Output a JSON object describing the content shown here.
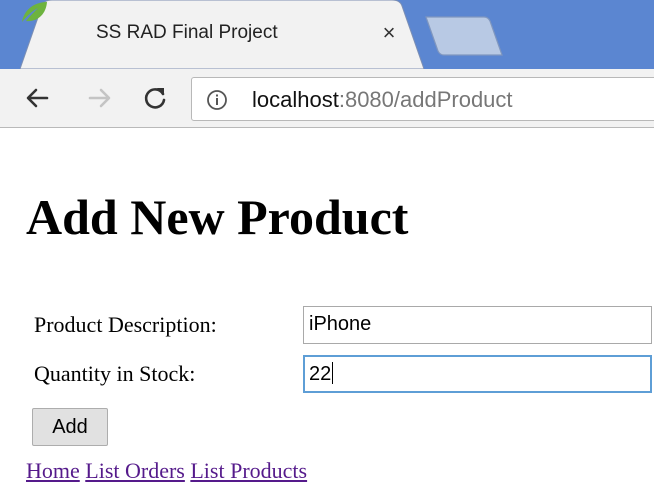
{
  "browser": {
    "tab_title": "SS RAD Final Project",
    "close_glyph": "×",
    "url_host": "localhost",
    "url_rest": ":8080/addProduct",
    "icons": {
      "favicon": "spring-leaf-icon",
      "back": "back-arrow-icon",
      "forward": "forward-arrow-icon",
      "reload": "reload-icon",
      "info": "info-icon"
    },
    "colors": {
      "tabstrip": "#5b86d1",
      "active_tab": "#f2f2f2",
      "inactive_tab": "#b8c9e4"
    }
  },
  "page": {
    "title": "Add New Product",
    "form": {
      "description_label": "Product Description:",
      "description_value": "iPhone",
      "quantity_label": "Quantity in Stock:",
      "quantity_value": "22",
      "submit_label": "Add"
    },
    "links": [
      "Home",
      "List Orders",
      "List Products"
    ],
    "colors": {
      "link": "#551a8b",
      "focus_border": "#5e9ed6"
    }
  }
}
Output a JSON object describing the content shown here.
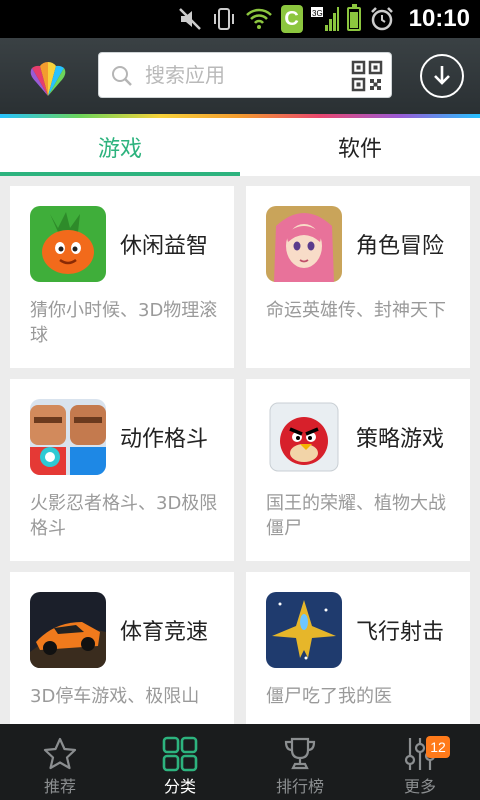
{
  "status_bar": {
    "time": "10:10",
    "app_badge": "C",
    "network": "3G"
  },
  "header": {
    "search_placeholder": "搜索应用"
  },
  "tabs": [
    {
      "label": "游戏",
      "active": true
    },
    {
      "label": "软件",
      "active": false
    }
  ],
  "categories": [
    {
      "title": "休闲益智",
      "desc": "猜你小时候、3D物理滚球",
      "icon": "carrot-game-icon"
    },
    {
      "title": "角色冒险",
      "desc": "命运英雄传、封神天下",
      "icon": "anime-girl-icon"
    },
    {
      "title": "动作格斗",
      "desc": "火影忍者格斗、3D极限格斗",
      "icon": "fighters-icon"
    },
    {
      "title": "策略游戏",
      "desc": "国王的荣耀、植物大战僵尸",
      "icon": "angry-bird-icon"
    },
    {
      "title": "体育竞速",
      "desc": "3D停车游戏、极限山",
      "icon": "race-car-icon"
    },
    {
      "title": "飞行射击",
      "desc": "僵尸吃了我的医",
      "icon": "fighter-jet-icon"
    }
  ],
  "bottom_nav": [
    {
      "label": "推荐",
      "icon": "star-icon",
      "active": false
    },
    {
      "label": "分类",
      "icon": "grid-icon",
      "active": true
    },
    {
      "label": "排行榜",
      "icon": "trophy-icon",
      "active": false
    },
    {
      "label": "更多",
      "icon": "sliders-icon",
      "active": false,
      "badge": "12"
    }
  ],
  "colors": {
    "accent": "#2db37e",
    "badge": "#ff7a1a"
  }
}
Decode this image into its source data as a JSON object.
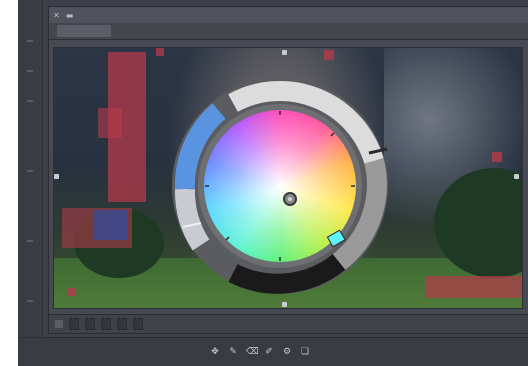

——————————

**DIRECTION**
Set down the records in full and exactly. Do not carry over any image.

**SOLUTION TO THIS PROBLEM**
Output a JSON object describing the content shown here.
{
  "browser": {
    "tab_title": "SS RAD Final Project",
    "close_glyph": "×",
    "url_host": "localhost",
    "url_rest": ":8080/addProduct",
    "icons": {
      "favicon": "spring-leaf-icon",
      "back": "back-arrow-icon",
      "forward": "forward-arrow-icon",
      "reload": "reload-icon",
      "info": "info-icon"
    },
    "colors": {
      "tabstrip": "#5b86d1",
      "active_tab": "#f2f2f2",
      "inactive_tab": "#b8c9e4"
    }
  },
  "page": {
    "title": "Add New Product",
    "form": {
      "description_label": "Product Description:",
      "description_value": "iPhone",
      "quantity_label": "Quantity in Stock:",
      "quantity_value": "22",
      "submit_label": "Add"
    },
    "links": [
      "Home",
      "List Orders",
      "List Products"
    ],
    "colors": {
      "link": "#551a8b",
      "focus_border": "#5e9ed6"
    }
  }
}
Output a JSON object describing the content shown here.
{
  "status_bar": {
    "time": "10:10",
    "app_badge": "C",
    "network": "3G"
  },
  "header": {
    "search_placeholder": "搜索应用"
  },
  "tabs": [
    {
      "label": "游戏",
      "active": true
    },
    {
      "label": "软件",
      "active": false
    }
  ],
  "categories": [
    {
      "title": "休闲益智",
      "desc": "猜你小时候、3D物理滚球",
      "icon": "carrot-game-icon"
    },
    {
      "title": "角色冒险",
      "desc": "命运英雄传、封神天下",
      "icon": "anime-girl-icon"
    },
    {
      "title": "动作格斗",
      "desc": "火影忍者格斗、3D极限格斗",
      "icon": "fighters-icon"
    },
    {
      "title": "策略游戏",
      "desc": "国王的荣耀、植物大战僵尸",
      "icon": "angry-bird-icon"
    },
    {
      "title": "体育竞速",
      "desc": "3D停车游戏、极限山",
      "icon": "race-car-icon"
    },
    {
      "title": "飞行射击",
      "desc": "僵尸吃了我的医",
      "icon": "fighter-jet-icon"
    }
  ],
  "bottom_nav": [
    {
      "label": "推荐",
      "icon": "star-icon",
      "active": false
    },
    {
      "label": "分类",
      "icon": "grid-icon",
      "active": true
    },
    {
      "label": "排行榜",
      "icon": "trophy-icon",
      "active": false
    },
    {
      "label": "更多",
      "icon": "sliders-icon",
      "active": false,
      "badge": "12"
    }
  ],
  "colors": {
    "accent": "#2db37e",
    "badge": "#ff7a1a"
  }
}
Decode this image into its source data as a JSON object.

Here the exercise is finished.